# [YOUR GOAL]
Please transcribe the records precisely; pictures stay out of your copy.

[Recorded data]
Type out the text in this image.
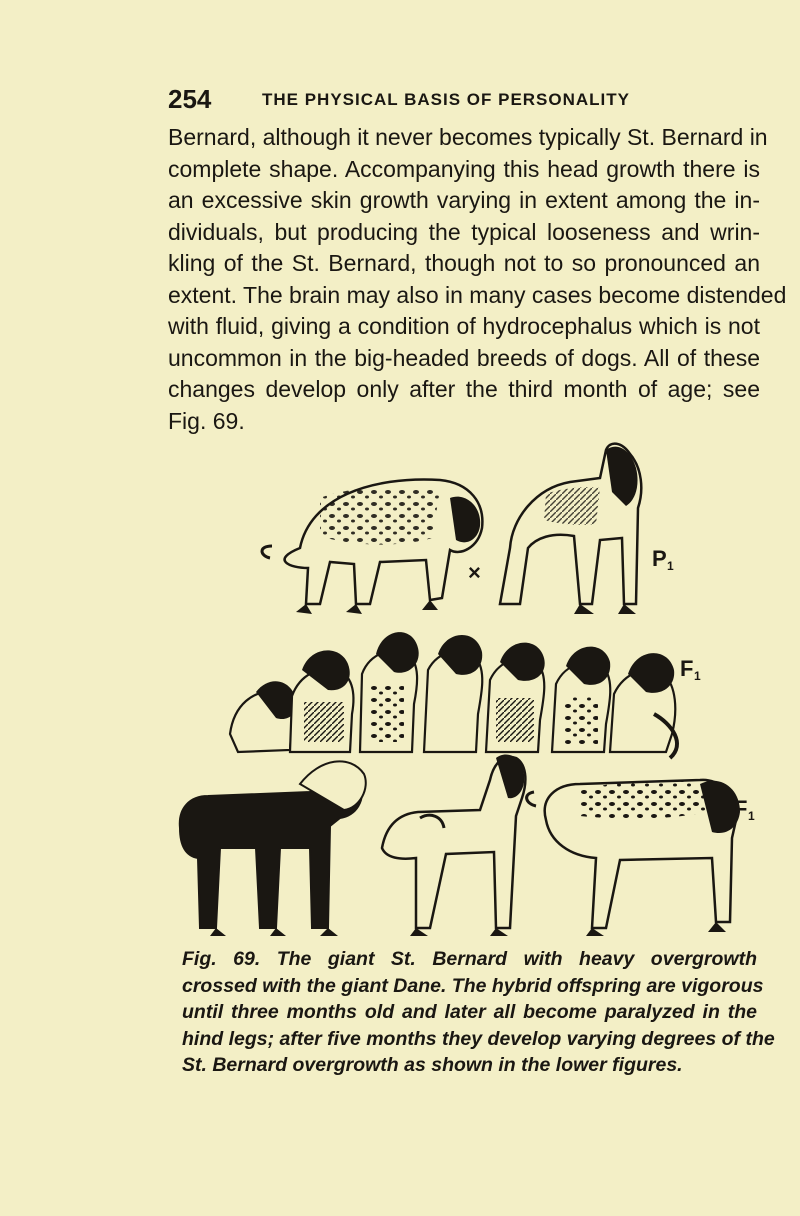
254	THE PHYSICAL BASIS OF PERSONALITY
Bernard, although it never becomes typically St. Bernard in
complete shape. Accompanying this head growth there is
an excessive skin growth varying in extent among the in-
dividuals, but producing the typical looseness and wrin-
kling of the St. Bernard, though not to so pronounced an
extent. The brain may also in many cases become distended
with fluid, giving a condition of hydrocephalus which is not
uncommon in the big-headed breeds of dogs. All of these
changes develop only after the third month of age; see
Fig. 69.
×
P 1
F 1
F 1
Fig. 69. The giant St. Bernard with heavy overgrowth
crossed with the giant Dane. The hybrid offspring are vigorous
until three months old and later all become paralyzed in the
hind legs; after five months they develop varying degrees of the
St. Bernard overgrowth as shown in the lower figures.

# [THE COMPLETED TASK]
Type out the text in this image.
254	THE PHYSICAL BASIS OF PERSONALITY
Bernard, although it never becomes typically St. Bernard in
complete shape. Accompanying this head growth there is
an excessive skin growth varying in extent among the in-
dividuals, but producing the typical looseness and wrin-
kling of the St. Bernard, though not to so pronounced an
extent. The brain may also in many cases become distended
with fluid, giving a condition of hydrocephalus which is not
uncommon in the big-headed breeds of dogs. All of these
changes develop only after the third month of age; see
Fig. 69.
×
P 1
F 1
F 1
Fig. 69. The giant St. Bernard with heavy overgrowth
crossed with the giant Dane. The hybrid offspring are vigorous
until three months old and later all become paralyzed in the
hind legs; after five months they develop varying degrees of the
St. Bernard overgrowth as shown in the lower figures.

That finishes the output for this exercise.